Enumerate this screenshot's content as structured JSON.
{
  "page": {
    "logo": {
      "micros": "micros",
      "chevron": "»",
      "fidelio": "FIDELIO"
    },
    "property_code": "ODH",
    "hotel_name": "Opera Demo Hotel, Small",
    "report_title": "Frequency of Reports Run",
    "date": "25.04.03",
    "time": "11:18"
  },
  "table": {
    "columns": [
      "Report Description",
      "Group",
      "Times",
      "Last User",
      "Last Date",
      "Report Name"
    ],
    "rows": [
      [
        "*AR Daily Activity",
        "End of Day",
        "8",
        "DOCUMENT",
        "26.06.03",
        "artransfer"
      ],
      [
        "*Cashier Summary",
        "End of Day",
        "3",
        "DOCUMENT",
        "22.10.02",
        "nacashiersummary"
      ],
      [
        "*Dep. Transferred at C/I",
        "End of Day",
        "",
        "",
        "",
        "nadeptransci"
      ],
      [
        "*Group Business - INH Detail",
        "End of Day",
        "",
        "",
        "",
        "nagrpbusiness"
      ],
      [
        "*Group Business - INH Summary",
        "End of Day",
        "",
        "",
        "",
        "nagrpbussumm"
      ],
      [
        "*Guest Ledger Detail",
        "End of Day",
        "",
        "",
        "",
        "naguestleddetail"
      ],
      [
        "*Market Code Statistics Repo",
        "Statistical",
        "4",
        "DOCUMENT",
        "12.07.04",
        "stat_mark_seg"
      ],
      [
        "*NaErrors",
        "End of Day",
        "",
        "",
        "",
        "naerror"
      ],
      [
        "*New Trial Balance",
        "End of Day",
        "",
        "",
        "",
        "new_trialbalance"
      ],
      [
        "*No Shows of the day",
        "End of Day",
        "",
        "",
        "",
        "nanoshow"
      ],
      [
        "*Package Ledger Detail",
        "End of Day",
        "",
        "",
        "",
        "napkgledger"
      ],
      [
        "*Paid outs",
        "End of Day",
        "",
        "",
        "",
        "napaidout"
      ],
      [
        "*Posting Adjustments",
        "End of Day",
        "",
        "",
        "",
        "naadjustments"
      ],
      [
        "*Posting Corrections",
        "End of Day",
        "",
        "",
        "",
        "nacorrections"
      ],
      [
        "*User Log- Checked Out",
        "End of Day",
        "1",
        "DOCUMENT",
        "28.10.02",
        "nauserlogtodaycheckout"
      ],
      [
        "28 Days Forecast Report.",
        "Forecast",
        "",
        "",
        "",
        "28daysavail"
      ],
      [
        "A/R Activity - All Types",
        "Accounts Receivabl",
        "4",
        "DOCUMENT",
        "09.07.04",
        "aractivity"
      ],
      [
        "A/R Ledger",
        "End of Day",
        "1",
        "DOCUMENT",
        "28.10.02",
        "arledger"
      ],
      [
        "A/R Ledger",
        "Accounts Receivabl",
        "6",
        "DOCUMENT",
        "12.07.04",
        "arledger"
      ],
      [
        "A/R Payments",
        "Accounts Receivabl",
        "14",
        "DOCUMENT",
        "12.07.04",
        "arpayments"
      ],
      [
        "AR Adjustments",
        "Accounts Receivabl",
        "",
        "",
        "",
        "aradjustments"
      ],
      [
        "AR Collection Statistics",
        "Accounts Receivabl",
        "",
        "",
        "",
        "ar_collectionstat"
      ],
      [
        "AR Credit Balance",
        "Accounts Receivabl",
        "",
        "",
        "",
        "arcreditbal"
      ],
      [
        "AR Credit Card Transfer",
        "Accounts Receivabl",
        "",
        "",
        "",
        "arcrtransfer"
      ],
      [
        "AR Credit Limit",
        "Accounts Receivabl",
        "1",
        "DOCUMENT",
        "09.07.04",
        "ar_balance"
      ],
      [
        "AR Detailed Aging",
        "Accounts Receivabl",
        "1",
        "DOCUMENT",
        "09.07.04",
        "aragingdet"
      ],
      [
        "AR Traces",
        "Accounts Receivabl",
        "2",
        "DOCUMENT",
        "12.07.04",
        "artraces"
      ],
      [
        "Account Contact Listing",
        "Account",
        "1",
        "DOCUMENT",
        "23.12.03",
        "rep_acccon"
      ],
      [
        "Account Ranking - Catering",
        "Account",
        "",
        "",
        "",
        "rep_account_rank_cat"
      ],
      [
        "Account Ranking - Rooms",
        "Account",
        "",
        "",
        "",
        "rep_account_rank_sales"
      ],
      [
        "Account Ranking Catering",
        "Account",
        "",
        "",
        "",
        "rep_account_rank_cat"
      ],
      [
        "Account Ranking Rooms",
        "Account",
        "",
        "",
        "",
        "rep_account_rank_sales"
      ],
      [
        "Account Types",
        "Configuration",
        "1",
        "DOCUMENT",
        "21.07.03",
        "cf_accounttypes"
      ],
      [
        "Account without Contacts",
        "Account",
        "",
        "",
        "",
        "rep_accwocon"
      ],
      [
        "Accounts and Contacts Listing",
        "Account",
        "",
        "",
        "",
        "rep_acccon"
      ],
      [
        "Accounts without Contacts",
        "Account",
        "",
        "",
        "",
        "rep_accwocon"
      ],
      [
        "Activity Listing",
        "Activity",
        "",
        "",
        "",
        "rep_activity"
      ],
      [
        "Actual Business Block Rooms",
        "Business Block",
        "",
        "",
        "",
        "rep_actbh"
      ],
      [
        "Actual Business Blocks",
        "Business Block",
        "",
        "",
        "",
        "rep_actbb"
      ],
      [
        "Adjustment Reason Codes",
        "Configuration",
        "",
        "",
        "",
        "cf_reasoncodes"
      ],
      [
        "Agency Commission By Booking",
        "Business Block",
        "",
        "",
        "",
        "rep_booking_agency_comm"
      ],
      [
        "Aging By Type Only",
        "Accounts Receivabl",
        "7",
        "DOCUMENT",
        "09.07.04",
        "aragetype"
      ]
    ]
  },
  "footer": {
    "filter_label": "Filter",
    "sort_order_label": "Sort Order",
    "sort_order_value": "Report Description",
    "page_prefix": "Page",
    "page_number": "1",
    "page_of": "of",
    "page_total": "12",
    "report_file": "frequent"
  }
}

■ **The problem**
Extract the listing in its entirety, matching it exactly.

■ **Reply**
Enumerate this screenshot's content as structured JSON.
{
  "page": {
    "logo": {
      "micros": "micros",
      "chevron": "»",
      "fidelio": "FIDELIO"
    },
    "property_code": "ODH",
    "hotel_name": "Opera Demo Hotel, Small",
    "report_title": "Frequency of Reports Run",
    "date": "25.04.03",
    "time": "11:18"
  },
  "table": {
    "columns": [
      "Report Description",
      "Group",
      "Times",
      "Last User",
      "Last Date",
      "Report Name"
    ],
    "rows": [
      [
        "*AR Daily Activity",
        "End of Day",
        "8",
        "DOCUMENT",
        "26.06.03",
        "artransfer"
      ],
      [
        "*Cashier Summary",
        "End of Day",
        "3",
        "DOCUMENT",
        "22.10.02",
        "nacashiersummary"
      ],
      [
        "*Dep. Transferred at C/I",
        "End of Day",
        "",
        "",
        "",
        "nadeptransci"
      ],
      [
        "*Group Business - INH Detail",
        "End of Day",
        "",
        "",
        "",
        "nagrpbusiness"
      ],
      [
        "*Group Business - INH Summary",
        "End of Day",
        "",
        "",
        "",
        "nagrpbussumm"
      ],
      [
        "*Guest Ledger Detail",
        "End of Day",
        "",
        "",
        "",
        "naguestleddetail"
      ],
      [
        "*Market Code Statistics Repo",
        "Statistical",
        "4",
        "DOCUMENT",
        "12.07.04",
        "stat_mark_seg"
      ],
      [
        "*NaErrors",
        "End of Day",
        "",
        "",
        "",
        "naerror"
      ],
      [
        "*New Trial Balance",
        "End of Day",
        "",
        "",
        "",
        "new_trialbalance"
      ],
      [
        "*No Shows of the day",
        "End of Day",
        "",
        "",
        "",
        "nanoshow"
      ],
      [
        "*Package Ledger Detail",
        "End of Day",
        "",
        "",
        "",
        "napkgledger"
      ],
      [
        "*Paid outs",
        "End of Day",
        "",
        "",
        "",
        "napaidout"
      ],
      [
        "*Posting Adjustments",
        "End of Day",
        "",
        "",
        "",
        "naadjustments"
      ],
      [
        "*Posting Corrections",
        "End of Day",
        "",
        "",
        "",
        "nacorrections"
      ],
      [
        "*User Log- Checked Out",
        "End of Day",
        "1",
        "DOCUMENT",
        "28.10.02",
        "nauserlogtodaycheckout"
      ],
      [
        "28 Days Forecast Report.",
        "Forecast",
        "",
        "",
        "",
        "28daysavail"
      ],
      [
        "A/R Activity - All Types",
        "Accounts Receivabl",
        "4",
        "DOCUMENT",
        "09.07.04",
        "aractivity"
      ],
      [
        "A/R Ledger",
        "End of Day",
        "1",
        "DOCUMENT",
        "28.10.02",
        "arledger"
      ],
      [
        "A/R Ledger",
        "Accounts Receivabl",
        "6",
        "DOCUMENT",
        "12.07.04",
        "arledger"
      ],
      [
        "A/R Payments",
        "Accounts Receivabl",
        "14",
        "DOCUMENT",
        "12.07.04",
        "arpayments"
      ],
      [
        "AR Adjustments",
        "Accounts Receivabl",
        "",
        "",
        "",
        "aradjustments"
      ],
      [
        "AR Collection Statistics",
        "Accounts Receivabl",
        "",
        "",
        "",
        "ar_collectionstat"
      ],
      [
        "AR Credit Balance",
        "Accounts Receivabl",
        "",
        "",
        "",
        "arcreditbal"
      ],
      [
        "AR Credit Card Transfer",
        "Accounts Receivabl",
        "",
        "",
        "",
        "arcrtransfer"
      ],
      [
        "AR Credit Limit",
        "Accounts Receivabl",
        "1",
        "DOCUMENT",
        "09.07.04",
        "ar_balance"
      ],
      [
        "AR Detailed Aging",
        "Accounts Receivabl",
        "1",
        "DOCUMENT",
        "09.07.04",
        "aragingdet"
      ],
      [
        "AR Traces",
        "Accounts Receivabl",
        "2",
        "DOCUMENT",
        "12.07.04",
        "artraces"
      ],
      [
        "Account Contact Listing",
        "Account",
        "1",
        "DOCUMENT",
        "23.12.03",
        "rep_acccon"
      ],
      [
        "Account Ranking - Catering",
        "Account",
        "",
        "",
        "",
        "rep_account_rank_cat"
      ],
      [
        "Account Ranking - Rooms",
        "Account",
        "",
        "",
        "",
        "rep_account_rank_sales"
      ],
      [
        "Account Ranking Catering",
        "Account",
        "",
        "",
        "",
        "rep_account_rank_cat"
      ],
      [
        "Account Ranking Rooms",
        "Account",
        "",
        "",
        "",
        "rep_account_rank_sales"
      ],
      [
        "Account Types",
        "Configuration",
        "1",
        "DOCUMENT",
        "21.07.03",
        "cf_accounttypes"
      ],
      [
        "Account without Contacts",
        "Account",
        "",
        "",
        "",
        "rep_accwocon"
      ],
      [
        "Accounts and Contacts Listing",
        "Account",
        "",
        "",
        "",
        "rep_acccon"
      ],
      [
        "Accounts without Contacts",
        "Account",
        "",
        "",
        "",
        "rep_accwocon"
      ],
      [
        "Activity Listing",
        "Activity",
        "",
        "",
        "",
        "rep_activity"
      ],
      [
        "Actual Business Block Rooms",
        "Business Block",
        "",
        "",
        "",
        "rep_actbh"
      ],
      [
        "Actual Business Blocks",
        "Business Block",
        "",
        "",
        "",
        "rep_actbb"
      ],
      [
        "Adjustment Reason Codes",
        "Configuration",
        "",
        "",
        "",
        "cf_reasoncodes"
      ],
      [
        "Agency Commission By Booking",
        "Business Block",
        "",
        "",
        "",
        "rep_booking_agency_comm"
      ],
      [
        "Aging By Type Only",
        "Accounts Receivabl",
        "7",
        "DOCUMENT",
        "09.07.04",
        "aragetype"
      ]
    ]
  },
  "footer": {
    "filter_label": "Filter",
    "sort_order_label": "Sort Order",
    "sort_order_value": "Report Description",
    "page_prefix": "Page",
    "page_number": "1",
    "page_of": "of",
    "page_total": "12",
    "report_file": "frequent"
  }
}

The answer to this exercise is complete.